[Start of Data section]

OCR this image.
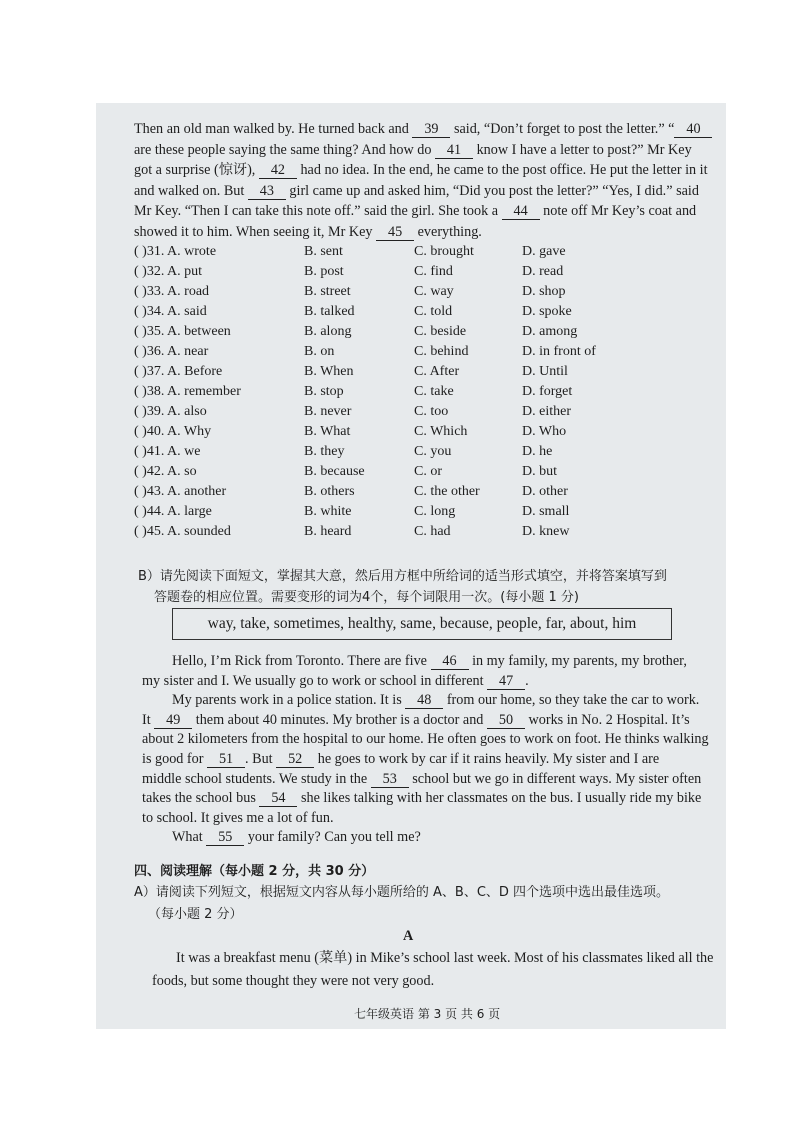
Then an old man walked by. He turned back and 39 said, “Don’t forget to post the letter.” “ 40
are these people saying the same thing? And how do 41 know I have a letter to post?” Mr Key
got a surprise (惊讶), 42 had no idea. In the end, he came to the post office. He put the letter in it
and walked on. But 43 girl came up and asked him, “Did you post the letter?” “Yes, I did.” said
Mr Key. “Then I can take this note off.” said the girl. She took a 44 note off Mr Key’s coat and
showed it to him. When seeing it, Mr Key 45 everything.
( )31. A. wrote	B. sent	C. brought	D. gave
( )32. A. put	B. post	C. find	D. read
( )33. A. road	B. street	C. way	D. shop
( )34. A. said	B. talked	C. told	D. spoke
( )35. A. between	B. along	C. beside	D. among
( )36. A. near	B. on	C. behind	D. in front of
( )37. A. Before	B. When	C. After	D. Until
( )38. A. remember	B. stop	C. take	D. forget
( )39. A. also	B. never	C. too	D. either
( )40. A. Why	B. What	C. Which	D. Who
( )41. A. we	B. they	C. you	D. he
( )42. A. so	B. because	C. or	D. but
( )43. A. another	B. others	C. the other	D. other
( )44. A. large	B. white	C. long	D. small
( )45. A. sounded	B. heard	C. had	D. knew
B）请先阅读下面短文，掌握其大意，然后用方框中所给词的适当形式填空，并将答案填写到
答题卷的相应位置。需要变形的词为4个，每个词限用一次。(每小题 1 分)
way, take, sometimes, healthy, same, because, people, far, about, him
Hello, I’m Rick from Toronto. There are five 46 in my family, my parents, my brother,
my sister and I. We usually go to work or school in different 47 .
My parents work in a police station. It is 48 from our home, so they take the car to work.
It 49 them about 40 minutes. My brother is a doctor and 50 works in No. 2 Hospital. It’s
about 2 kilometers from the hospital to our home. He often goes to work on foot. He thinks walking
is good for 51 . But 52 he goes to work by car if it rains heavily. My sister and I are
middle school students. We study in the 53 school but we go in different ways. My sister often
takes the school bus 54 she likes talking with her classmates on the bus. I usually ride my bike
to school. It gives me a lot of fun.
What 55 your family? Can you tell me?
四、阅读理解（每小题 2 分，共 30 分）
A）请阅读下列短文，根据短文内容从每小题所给的 A、B、C、D 四个选项中选出最佳选项。
（每小题 2 分）
A
It was a breakfast menu (菜单) in Mike’s school last week. Most of his classmates liked all the
foods, but some thought they were not very good.
七年级英语 第 3 页 共 6 页
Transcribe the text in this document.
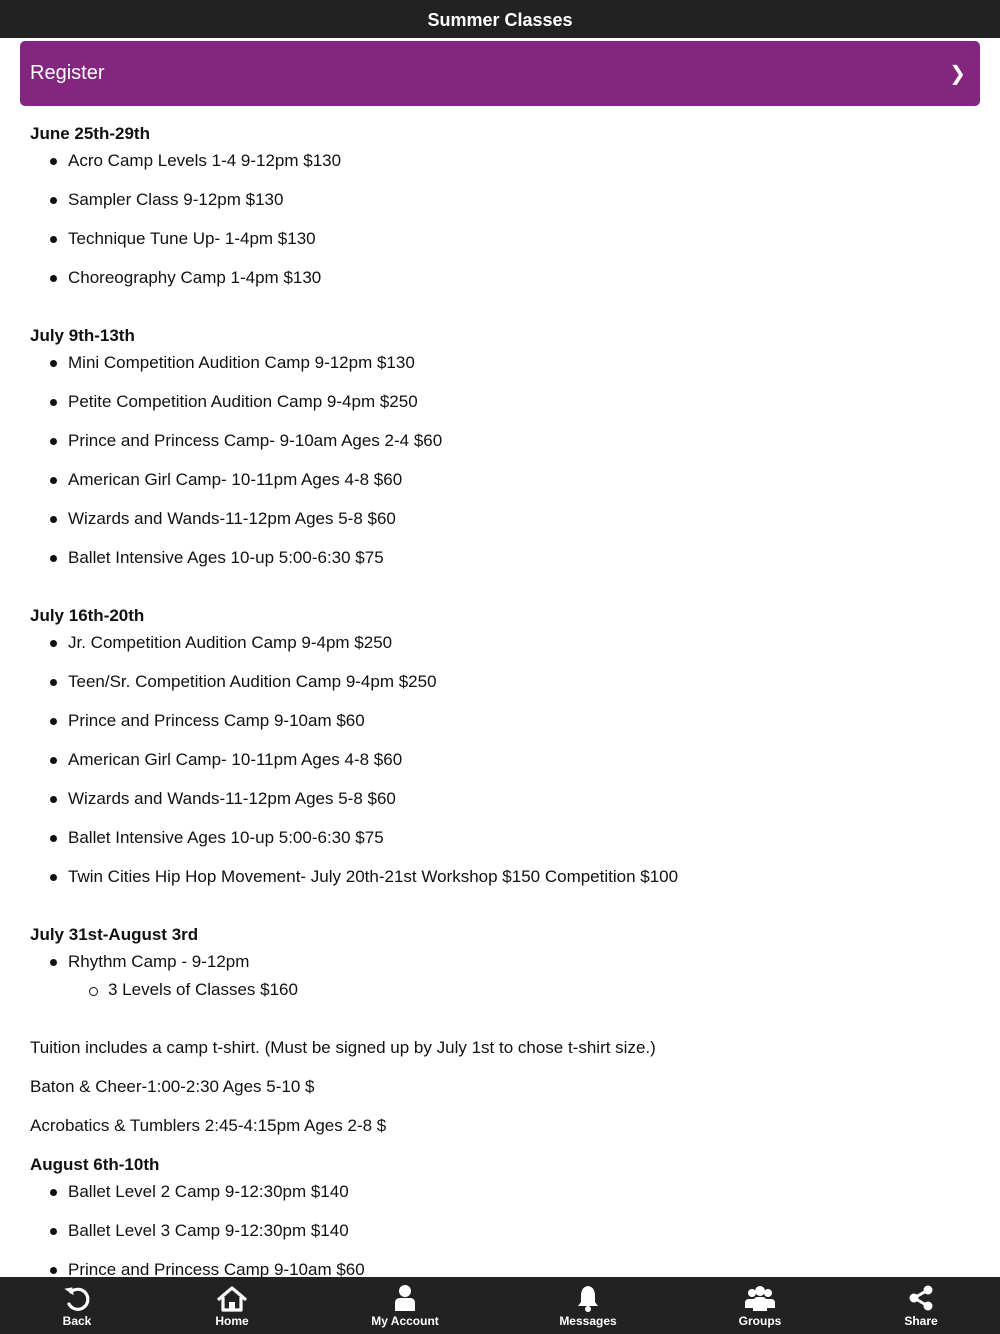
Summer Classes
Register	❯
June 25th-29th
Acro Camp Levels 1-4 9-12pm $130
Sampler Class 9-12pm $130
Technique Tune Up- 1-4pm $130
Choreography Camp 1-4pm $130
July 9th-13th
Mini Competition Audition Camp 9-12pm $130
Petite Competition Audition Camp 9-4pm $250
Prince and Princess Camp- 9-10am Ages 2-4 $60
American Girl Camp- 10-11pm Ages 4-8 $60
Wizards and Wands-11-12pm Ages 5-8 $60
Ballet Intensive Ages 10-up 5:00-6:30 $75
July 16th-20th
Jr. Competition Audition Camp 9-4pm $250
Teen/Sr. Competition Audition Camp 9-4pm $250
Prince and Princess Camp 9-10am $60
American Girl Camp- 10-11pm Ages 4-8 $60
Wizards and Wands-11-12pm Ages 5-8 $60
Ballet Intensive Ages 10-up 5:00-6:30 $75
Twin Cities Hip Hop Movement- July 20th-21st Workshop $150 Competition $100
July 31st-August 3rd
Rhythm Camp - 9-12pm
3 Levels of Classes $160
Tuition includes a camp t-shirt. (Must be signed up by July 1st to chose t-shirt size.)
Baton & Cheer-1:00-2:30 Ages 5-10 $
Acrobatics & Tumblers 2:45-4:15pm Ages 2-8 $
August 6th-10th
Ballet Level 2 Camp 9-12:30pm $140
Ballet Level 3 Camp 9-12:30pm $140
Prince and Princess Camp 9-10am $60
Back	Home	My Account	Messages	Groups	Share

[End of Data section]

§ What the task requires: Quote in full the listing given above; the images are to be left out.

§ Answer below:
OCR this image.
Then an old man walked by. He turned back and 39 said, “Don’t forget to post the letter.” “ 40
are these people saying the same thing? And how do 41 know I have a letter to post?” Mr Key
got a surprise (惊讶), 42 had no idea. In the end, he came to the post office. He put the letter in it
and walked on. But 43 girl came up and asked him, “Did you post the letter?” “Yes, I did.” said
Mr Key. “Then I can take this note off.” said the girl. She took a 44 note off Mr Key’s coat and
showed it to him. When seeing it, Mr Key 45 everything.
( )31. A. wrote	B. sent	C. brought	D. gave
( )32. A. put	B. post	C. find	D. read
( )33. A. road	B. street	C. way	D. shop
( )34. A. said	B. talked	C. told	D. spoke
( )35. A. between	B. along	C. beside	D. among
( )36. A. near	B. on	C. behind	D. in front of
( )37. A. Before	B. When	C. After	D. Until
( )38. A. remember	B. stop	C. take	D. forget
( )39. A. also	B. never	C. too	D. either
( )40. A. Why	B. What	C. Which	D. Who
( )41. A. we	B. they	C. you	D. he
( )42. A. so	B. because	C. or	D. but
( )43. A. another	B. others	C. the other	D. other
( )44. A. large	B. white	C. long	D. small
( )45. A. sounded	B. heard	C. had	D. knew
B）请先阅读下面短文，掌握其大意，然后用方框中所给词的适当形式填空，并将答案填写到
答题卷的相应位置。需要变形的词为4个，每个词限用一次。(每小题 1 分)
way, take, sometimes, healthy, same, because, people, far, about, him
Hello, I’m Rick from Toronto. There are five 46 in my family, my parents, my brother,
my sister and I. We usually go to work or school in different 47 .
My parents work in a police station. It is 48 from our home, so they take the car to work.
It 49 them about 40 minutes. My brother is a doctor and 50 works in No. 2 Hospital. It’s
about 2 kilometers from the hospital to our home. He often goes to work on foot. He thinks walking
is good for 51 . But 52 he goes to work by car if it rains heavily. My sister and I are
middle school students. We study in the 53 school but we go in different ways. My sister often
takes the school bus 54 she likes talking with her classmates on the bus. I usually ride my bike
to school. It gives me a lot of fun.
What 55 your family? Can you tell me?
四、阅读理解（每小题 2 分，共 30 分）
A）请阅读下列短文，根据短文内容从每小题所给的 A、B、C、D 四个选项中选出最佳选项。
（每小题 2 分）
A
It was a breakfast menu (菜单) in Mike’s school last week. Most of his classmates liked all the
foods, but some thought they were not very good.
七年级英语 第 3 页 共 6 页
Transcribe the text in this document.
Summer Classes
Register	❯
June 25th-29th
Acro Camp Levels 1-4 9-12pm $130
Sampler Class 9-12pm $130
Technique Tune Up- 1-4pm $130
Choreography Camp 1-4pm $130
July 9th-13th
Mini Competition Audition Camp 9-12pm $130
Petite Competition Audition Camp 9-4pm $250
Prince and Princess Camp- 9-10am Ages 2-4 $60
American Girl Camp- 10-11pm Ages 4-8 $60
Wizards and Wands-11-12pm Ages 5-8 $60
Ballet Intensive Ages 10-up 5:00-6:30 $75
July 16th-20th
Jr. Competition Audition Camp 9-4pm $250
Teen/Sr. Competition Audition Camp 9-4pm $250
Prince and Princess Camp 9-10am $60
American Girl Camp- 10-11pm Ages 4-8 $60
Wizards and Wands-11-12pm Ages 5-8 $60
Ballet Intensive Ages 10-up 5:00-6:30 $75
Twin Cities Hip Hop Movement- July 20th-21st Workshop $150 Competition $100
July 31st-August 3rd
Rhythm Camp - 9-12pm
3 Levels of Classes $160
Tuition includes a camp t-shirt. (Must be signed up by July 1st to chose t-shirt size.)
Baton & Cheer-1:00-2:30 Ages 5-10 $
Acrobatics & Tumblers 2:45-4:15pm Ages 2-8 $
August 6th-10th
Ballet Level 2 Camp 9-12:30pm $140
Ballet Level 3 Camp 9-12:30pm $140
Prince and Princess Camp 9-10am $60
Back	Home	My Account	Messages	Groups	Share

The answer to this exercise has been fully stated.